# Exercise description
Write out each record again exactly as it stands.

>> START Dataset records

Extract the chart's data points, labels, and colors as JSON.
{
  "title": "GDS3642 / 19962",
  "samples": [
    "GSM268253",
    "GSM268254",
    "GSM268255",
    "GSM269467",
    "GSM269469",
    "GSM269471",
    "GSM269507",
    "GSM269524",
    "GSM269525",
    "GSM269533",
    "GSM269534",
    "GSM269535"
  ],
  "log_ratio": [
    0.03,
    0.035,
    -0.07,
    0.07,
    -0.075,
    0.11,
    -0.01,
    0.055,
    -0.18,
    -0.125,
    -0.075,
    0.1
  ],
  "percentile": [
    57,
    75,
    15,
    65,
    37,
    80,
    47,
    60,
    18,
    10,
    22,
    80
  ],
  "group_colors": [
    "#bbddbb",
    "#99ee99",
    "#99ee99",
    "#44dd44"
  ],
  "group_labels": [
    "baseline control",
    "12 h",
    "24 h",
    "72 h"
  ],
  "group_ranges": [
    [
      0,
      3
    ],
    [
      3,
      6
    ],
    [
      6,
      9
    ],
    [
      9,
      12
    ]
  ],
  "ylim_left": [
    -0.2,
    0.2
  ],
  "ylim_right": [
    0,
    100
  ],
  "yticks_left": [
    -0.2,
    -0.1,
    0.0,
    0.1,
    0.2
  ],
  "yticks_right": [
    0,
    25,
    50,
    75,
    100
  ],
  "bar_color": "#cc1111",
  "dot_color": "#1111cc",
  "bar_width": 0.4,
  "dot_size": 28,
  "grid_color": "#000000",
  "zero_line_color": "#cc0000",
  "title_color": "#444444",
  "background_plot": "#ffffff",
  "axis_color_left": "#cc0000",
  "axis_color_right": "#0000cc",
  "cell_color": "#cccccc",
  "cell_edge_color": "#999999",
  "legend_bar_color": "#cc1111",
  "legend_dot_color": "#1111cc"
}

>> END Dataset records

# Correct output
Extract the chart's data points, labels, and colors as JSON.
{
  "title": "GDS3642 / 19962",
  "samples": [
    "GSM268253",
    "GSM268254",
    "GSM268255",
    "GSM269467",
    "GSM269469",
    "GSM269471",
    "GSM269507",
    "GSM269524",
    "GSM269525",
    "GSM269533",
    "GSM269534",
    "GSM269535"
  ],
  "log_ratio": [
    0.03,
    0.035,
    -0.07,
    0.07,
    -0.075,
    0.11,
    -0.01,
    0.055,
    -0.18,
    -0.125,
    -0.075,
    0.1
  ],
  "percentile": [
    57,
    75,
    15,
    65,
    37,
    80,
    47,
    60,
    18,
    10,
    22,
    80
  ],
  "group_colors": [
    "#bbddbb",
    "#99ee99",
    "#99ee99",
    "#44dd44"
  ],
  "group_labels": [
    "baseline control",
    "12 h",
    "24 h",
    "72 h"
  ],
  "group_ranges": [
    [
      0,
      3
    ],
    [
      3,
      6
    ],
    [
      6,
      9
    ],
    [
      9,
      12
    ]
  ],
  "ylim_left": [
    -0.2,
    0.2
  ],
  "ylim_right": [
    0,
    100
  ],
  "yticks_left": [
    -0.2,
    -0.1,
    0.0,
    0.1,
    0.2
  ],
  "yticks_right": [
    0,
    25,
    50,
    75,
    100
  ],
  "bar_color": "#cc1111",
  "dot_color": "#1111cc",
  "bar_width": 0.4,
  "dot_size": 28,
  "grid_color": "#000000",
  "zero_line_color": "#cc0000",
  "title_color": "#444444",
  "background_plot": "#ffffff",
  "axis_color_left": "#cc0000",
  "axis_color_right": "#0000cc",
  "cell_color": "#cccccc",
  "cell_edge_color": "#999999",
  "legend_bar_color": "#cc1111",
  "legend_dot_color": "#1111cc"
}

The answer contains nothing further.